**Goal of the exercise**
Write out all of the entries exactly as given.

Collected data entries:
===

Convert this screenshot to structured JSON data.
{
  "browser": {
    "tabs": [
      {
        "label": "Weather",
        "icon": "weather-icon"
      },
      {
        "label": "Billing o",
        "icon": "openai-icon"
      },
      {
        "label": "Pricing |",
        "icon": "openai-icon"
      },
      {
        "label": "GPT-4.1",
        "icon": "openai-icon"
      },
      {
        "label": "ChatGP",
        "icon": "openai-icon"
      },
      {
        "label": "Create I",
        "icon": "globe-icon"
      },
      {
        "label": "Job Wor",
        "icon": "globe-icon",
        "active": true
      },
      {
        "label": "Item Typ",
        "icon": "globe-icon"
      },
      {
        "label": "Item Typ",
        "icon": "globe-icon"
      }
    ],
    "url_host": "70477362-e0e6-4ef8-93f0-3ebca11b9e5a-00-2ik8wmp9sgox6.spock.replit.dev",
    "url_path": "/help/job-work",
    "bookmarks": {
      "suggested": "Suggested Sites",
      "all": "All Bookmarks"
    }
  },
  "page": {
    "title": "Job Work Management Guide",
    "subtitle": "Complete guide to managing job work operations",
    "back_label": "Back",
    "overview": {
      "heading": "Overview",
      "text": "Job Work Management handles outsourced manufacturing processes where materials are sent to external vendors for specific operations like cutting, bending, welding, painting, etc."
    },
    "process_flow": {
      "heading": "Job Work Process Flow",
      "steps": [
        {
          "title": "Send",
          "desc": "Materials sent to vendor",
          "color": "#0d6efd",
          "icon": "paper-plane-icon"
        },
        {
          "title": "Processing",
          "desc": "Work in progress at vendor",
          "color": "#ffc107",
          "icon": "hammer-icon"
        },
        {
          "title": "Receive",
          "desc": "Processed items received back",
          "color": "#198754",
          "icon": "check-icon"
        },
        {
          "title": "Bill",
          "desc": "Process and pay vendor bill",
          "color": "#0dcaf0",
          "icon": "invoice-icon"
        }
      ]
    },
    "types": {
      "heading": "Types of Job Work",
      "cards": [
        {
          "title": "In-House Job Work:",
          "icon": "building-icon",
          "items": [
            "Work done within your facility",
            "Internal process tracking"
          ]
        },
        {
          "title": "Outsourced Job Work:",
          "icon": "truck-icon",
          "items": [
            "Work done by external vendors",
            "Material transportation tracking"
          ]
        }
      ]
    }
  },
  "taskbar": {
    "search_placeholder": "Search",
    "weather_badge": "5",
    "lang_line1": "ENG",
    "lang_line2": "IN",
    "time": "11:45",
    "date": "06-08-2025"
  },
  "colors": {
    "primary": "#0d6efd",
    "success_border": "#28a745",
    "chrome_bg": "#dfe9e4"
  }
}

===

**Correct answer**
Convert this screenshot to structured JSON data.
{
  "browser": {
    "tabs": [
      {
        "label": "Weather",
        "icon": "weather-icon"
      },
      {
        "label": "Billing o",
        "icon": "openai-icon"
      },
      {
        "label": "Pricing |",
        "icon": "openai-icon"
      },
      {
        "label": "GPT-4.1",
        "icon": "openai-icon"
      },
      {
        "label": "ChatGP",
        "icon": "openai-icon"
      },
      {
        "label": "Create I",
        "icon": "globe-icon"
      },
      {
        "label": "Job Wor",
        "icon": "globe-icon",
        "active": true
      },
      {
        "label": "Item Typ",
        "icon": "globe-icon"
      },
      {
        "label": "Item Typ",
        "icon": "globe-icon"
      }
    ],
    "url_host": "70477362-e0e6-4ef8-93f0-3ebca11b9e5a-00-2ik8wmp9sgox6.spock.replit.dev",
    "url_path": "/help/job-work",
    "bookmarks": {
      "suggested": "Suggested Sites",
      "all": "All Bookmarks"
    }
  },
  "page": {
    "title": "Job Work Management Guide",
    "subtitle": "Complete guide to managing job work operations",
    "back_label": "Back",
    "overview": {
      "heading": "Overview",
      "text": "Job Work Management handles outsourced manufacturing processes where materials are sent to external vendors for specific operations like cutting, bending, welding, painting, etc."
    },
    "process_flow": {
      "heading": "Job Work Process Flow",
      "steps": [
        {
          "title": "Send",
          "desc": "Materials sent to vendor",
          "color": "#0d6efd",
          "icon": "paper-plane-icon"
        },
        {
          "title": "Processing",
          "desc": "Work in progress at vendor",
          "color": "#ffc107",
          "icon": "hammer-icon"
        },
        {
          "title": "Receive",
          "desc": "Processed items received back",
          "color": "#198754",
          "icon": "check-icon"
        },
        {
          "title": "Bill",
          "desc": "Process and pay vendor bill",
          "color": "#0dcaf0",
          "icon": "invoice-icon"
        }
      ]
    },
    "types": {
      "heading": "Types of Job Work",
      "cards": [
        {
          "title": "In-House Job Work:",
          "icon": "building-icon",
          "items": [
            "Work done within your facility",
            "Internal process tracking"
          ]
        },
        {
          "title": "Outsourced Job Work:",
          "icon": "truck-icon",
          "items": [
            "Work done by external vendors",
            "Material transportation tracking"
          ]
        }
      ]
    }
  },
  "taskbar": {
    "search_placeholder": "Search",
    "weather_badge": "5",
    "lang_line1": "ENG",
    "lang_line2": "IN",
    "time": "11:45",
    "date": "06-08-2025"
  },
  "colors": {
    "primary": "#0d6efd",
    "success_border": "#28a745",
    "chrome_bg": "#dfe9e4"
  }
}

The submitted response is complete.